== Entries ==

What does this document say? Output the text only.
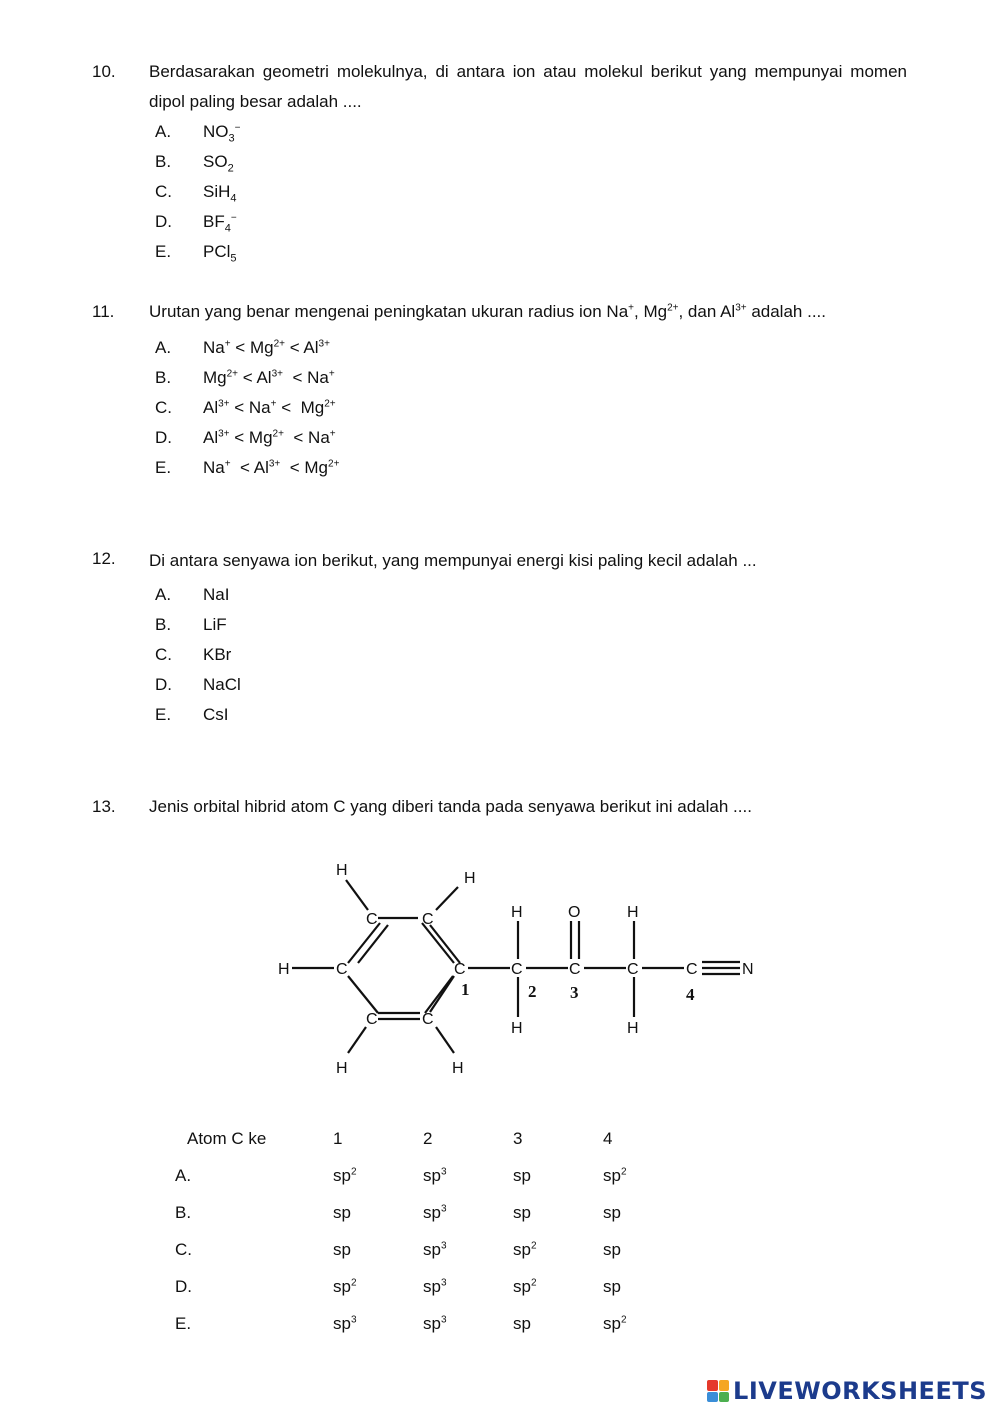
10.	Berdasarakan geometri molekulnya, di antara ion atau molekul berikut yang mempunyai momen dipol paling besar adalah ....
A.	$NO_3^-$
B.	$SO_2$
C.	SiH$_4$
D.	$BF_4^-$
E.	PCl$_5$
11.	Urutan yang benar mengenai peningkatan ukuran radius ion Na+, $Mg^{2+}$, dan $Al^{3+}$ adalah ....
A.	$Na^+ < Mg^{2+} < Al^{3+}$
B.	$Mg^{2+} < Al^{3+} < Na^+$
C.	$Al^{3+} < Na^+ < Mg^{2+}$
D.	$Al^{3+} < Mg^{2+} < Na^+$
E.	$Na^+ < Al^{3+} < Mg^{2+}$
12.	Di antara senyawa ion berikut, yang mempunyai energi kisi paling kecil adalah ...
A.	NaI
B.	LiF
C.	KBr
D.	NaCl
E.	CsI
13.	Jenis orbital hibrid atom C yang diberi tanda pada senyawa berikut ini adalah ....
H	H
C	C
H	C	C
C	C
H	H
H
C
H
O
C
H
C
H
C	N
1	2 3	4
Atom C ke	1	2	3	4
A.	$sp^2$	$sp^3$	sp	$sp^2$
B.	sp	$sp^3$	sp	sp
C.	sp	$sp^3$	$sp^2$	sp
D.	$sp^2$	$sp^3$	$sp^2$	sp
E.	$sp^3$	$sp^3$	sp	$sp^2$
LIVEWORKSHEETS
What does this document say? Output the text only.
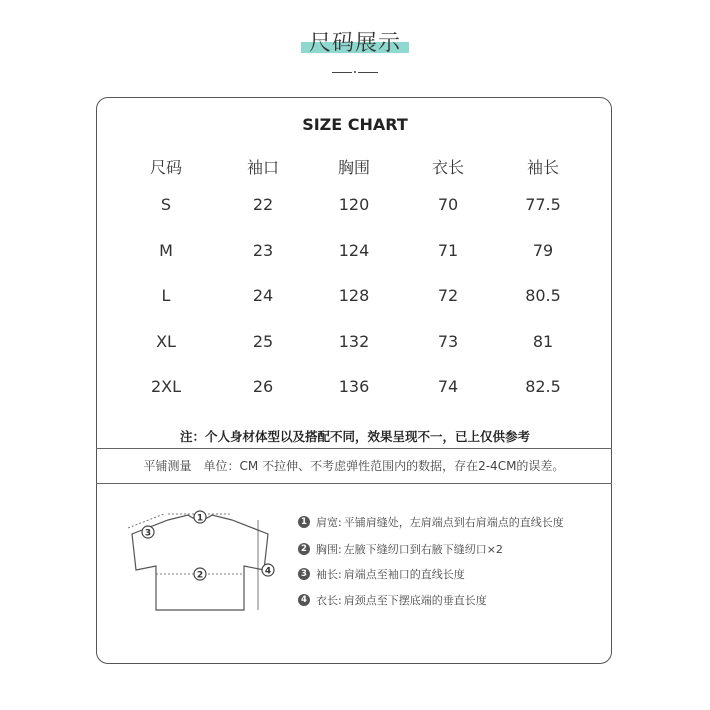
尺码展示
SIZE CHART
尺码	袖口	胸围	衣长	袖长
S	22	120	70	77.5
M	23	124	71	79
L	24	128	72	80.5
XL	25	132	73	81
2XL	26	136	74	82.5
注：个人身材体型以及搭配不同，效果呈现不一，已上仅供参考
平铺测量　单位：CM 不拉伸、不考虑弹性范围内的数据，存在2-4CM的误差。
1
2
3
4
1 肩宽: 平铺肩缝处，左肩端点到右肩端点的直线长度
2 胸围: 左腋下缝纫口到右腋下缝纫口×2
3 袖长: 肩端点至袖口的直线长度
4 衣长: 肩颈点至下摆底端的垂直长度
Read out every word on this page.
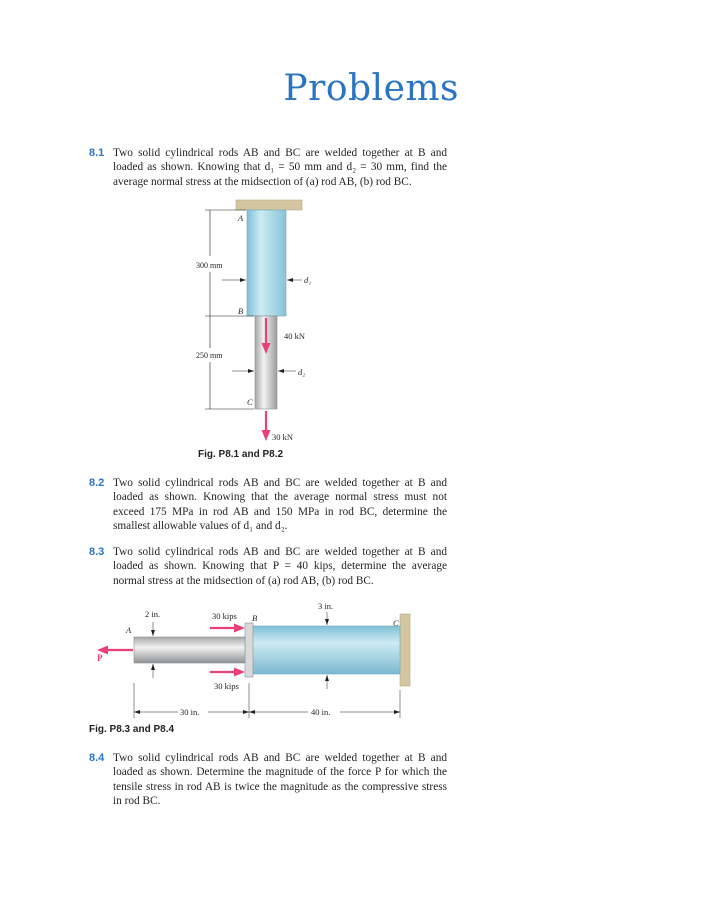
Problems
8.1 Two solid cylindrical rods AB and BC are welded together at B and loaded as shown. Knowing that d₁ = 50 mm and d₂ = 30 mm, find the average normal stress at the midsection of (a) rod AB, (b) rod BC.
300 mm
250 mm
A
B
C
d₁
d₂
40 kN
30 kN
Fig. P8.1 and P8.2
8.2 Two solid cylindrical rods AB and BC are welded together at B and loaded as shown. Knowing that the average normal stress must not exceed 175 MPa in rod AB and 150 MPa in rod BC, determine the smallest allowable values of d₁ and d₂.
8.3 Two solid cylindrical rods AB and BC are welded together at B and loaded as shown. Knowing that P = 40 kips, determine the average normal stress at the midsection of (a) rod AB, (b) rod BC.
A
B	C
P
30 kips
30 kips
2 in.
3 in.
30 in.	40 in.
Fig. P8.3 and P8.4
8.4 Two solid cylindrical rods AB and BC are welded together at B and loaded as shown. Determine the magnitude of the force P for which the tensile stress in rod AB is twice the magnitude as the compressive stress in rod BC.
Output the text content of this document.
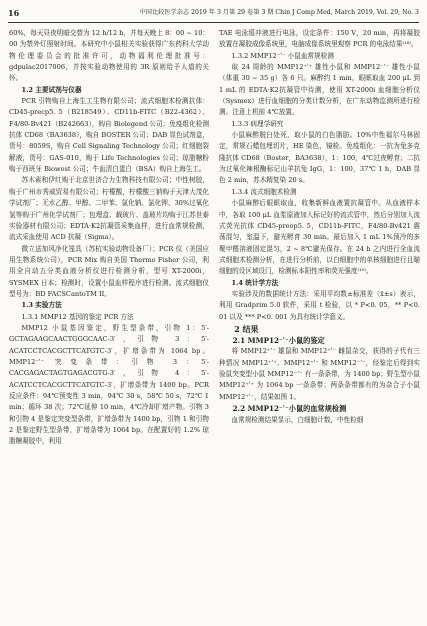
16	中国比较医学杂志 2019 年 3 月第 29 卷第 3 期 Chin J Comp Med, March 2019, Vol. 29, No. 3

60%，每天昼夜明暗交替为 12 h/12 h，并每天晚上 8：00 ~ 10：00 为禁外灯照射时间。本研究中小鼠相关实验获得广东药科大学动物伦理委员会的批准许可，动物福利伦理批准号：gdpulac2017006，并按实验动物使用的 3R 原则给予人道的关怀。

1.2 主要试剂与仪器

PCR 引物购自上海生工生物有限公司；流式细胞术检测抗体：CD45-precp5. 5（B218549）、CD11b-FITC（B22-4362）、F4/80-Bv421（B242663），购自 Biolegend 公司；免疫组化检测抗体 CD68（BA3638），购自 BOSTER 公司；DAB 显色试剂盒，货号：8059S，购自 Cell Signaling Technology 公司；红细胞裂解液，货号：GAS-010，购于 Life Technologies 公司；琼脂糖粉购于西班牙 Biowest 公司；牛血清白蛋白（BSA）购自上海生工。

苏木素和伊红购于北京世济合力生物科技有限公司；中性树胶，购于广州市秀威贸易有限公司；柠檬酸，柠檬酸三钠购于天津大茂化学试剂厂；无水乙醇、甲醇、二甲苯、氯化钠、氯化钾、30%过氧化氢等购于广州化学试剂厂；包埋盒、载玻片、盖玻片均购于江苏世泰实验器材有限公司；EDTA·K2抗凝管采集血样，进行血常规检测，流式采血使用 ACD 抗凝（Sigma）。

微立送加风净化笼具（苏杭实验动物设备厂）；PCR 仪（美国应用生物系统公司），PCR Mix 购自美国 Thermo Fisher 公司，利用全自动五分类血液分析仪进行检测分析，型号 XT-2000i，SYSMEX 日本；检测时，设置小鼠血样程序进行检测。流式细胞仪型号为：BD FACSCantoTM II。

1.3 实验方法

1.3.1 MMP12 基因的鉴定 PCR 方法

MMP12 小鼠基因鉴定，野生型条带，引物 1：5′-GCTAGAAGCAACTGGGCAAC-3′，引物 3：5′-ACATCCTCACGCTTCATGTC-3′，扩增条带为 1064 bp。MMP12⁻ʹ⁻ 突变条带：引物 3：5′-CACGAGACTAGTGAGACGTG-3′，引物 4：5′-ACATCCTCACGCTTCATGTC-3′，扩增条带为 1400 bp。PCR 反应条件：94℃预变性 3 min，94℃ 30 s，58℃ 50 s，72℃ 1 min；循环 38 次；72℃延伸 10 min，4℃冷却扩增产物。引物 3 和引物 4 是鉴定突变型条带，扩增条带为 1400 bp，引物 1 和引物 2 是鉴定野生型条带，扩增条带为 1064 bp。在配置好的 1.2% 琼脂糖凝胶中，利用

TAE 电泳缓冲液进行电泳，设定条件：150 V，20 min，再将凝胶放置在凝胶成像系统里，电脑成像系统里观察 PCR 的电泳结果⁽¹⁸⁾。

1.3.2 MMP12⁻ʹ⁻ 小鼠血常规检测

取 24 周龄的 MMP12⁺ʹ⁺ 雄性小鼠和 MMP12⁻ʹ⁻ 雄性小鼠（体重 30 ~ 35 g）各 6 只。麻醉约 1 min，眼眶取血 200 μL 到 1 mL 的 EDTA·K2抗凝管中待测，使用 XT-2000i 血细胞分析仪（Sysmex）进行血细胞的分类计数分析，在广东动物监测所进行检测。注意上机前 4℃放置。

1.3.3 病理学研究

小鼠麻醉脱臼处死，取小鼠的白色脂肪。10%中性福尔马林固定，常规石蜡包埋切片，HE 染色，镜检。免疫组化：一抗为兔多克隆抗体 CD68（Boster，BA3638），1：100，4℃过夜孵育；二抗为过氧化辣根酶标记山羊抗兔 IgG，1：100，37℃ 1 h，DAB 显色 2 min，苏木精复染 20 s。

1.3.4 流式细胞术检测

小鼠麻醉后眼眶取血，收集新鲜血液置抗凝管中。从血液样本中，各取 100 μL 血浆原液加入标记好的流式管中，然后分别加入流式荧光抗体 CD45-preop5. 5，CD11b-FITC，F4/80-Bv421 震荡混匀，室温下，避光孵育 30 min。最后加入 1 mL 1%预冷的多聚甲醛溶液固定混匀，2 ~ 8℃避光保存。在 24 h 之内进行全血流式细胞术检测分析，在进行分析前，以白细胞中的单核细胞进行且瞄细胞的设区域设门，检测标本阳性率和荧光强度⁽¹⁹⁾。

1.4 统计学方法

实验涉及的数据统计方法：采用平均数±标准差（x̄±s）表示，利用 Gradprim 5.0 软件，采用 t 检验，以 * P<0. 05，** P<0. 01 以及 *** P<0. 001 为具有统计学意义。

2 结果

2.1 MMP12⁻ʹ⁻小鼠的鉴定

将 MMP12⁺ʹ⁻ 雄鼠和 MMP12⁺ʹ⁻ 雌鼠杂交，获得的子代有三种情况 MMP12⁺ʹ⁺、MMP12⁺ʹ⁻ 和 MMP12⁻ʹ⁻，经鉴定后得到实验鼠突变型小鼠 MMP12⁻ʹ⁻ 有一条条带，为 1400 bp；野生型小鼠 MMP12⁺ʹ⁺ 为 1064 bp 一条条带；两条条带都有的为杂合子小鼠 MMP12⁺ʹ⁻，结果如图 1。

2.2 MMP12⁻ʹ⁻小鼠的血常规检测

血常规检测结果显示，白细胞计数，中性粒细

===

Provide only the number of lines in the records containing the string "rods".

Exercise response -> 4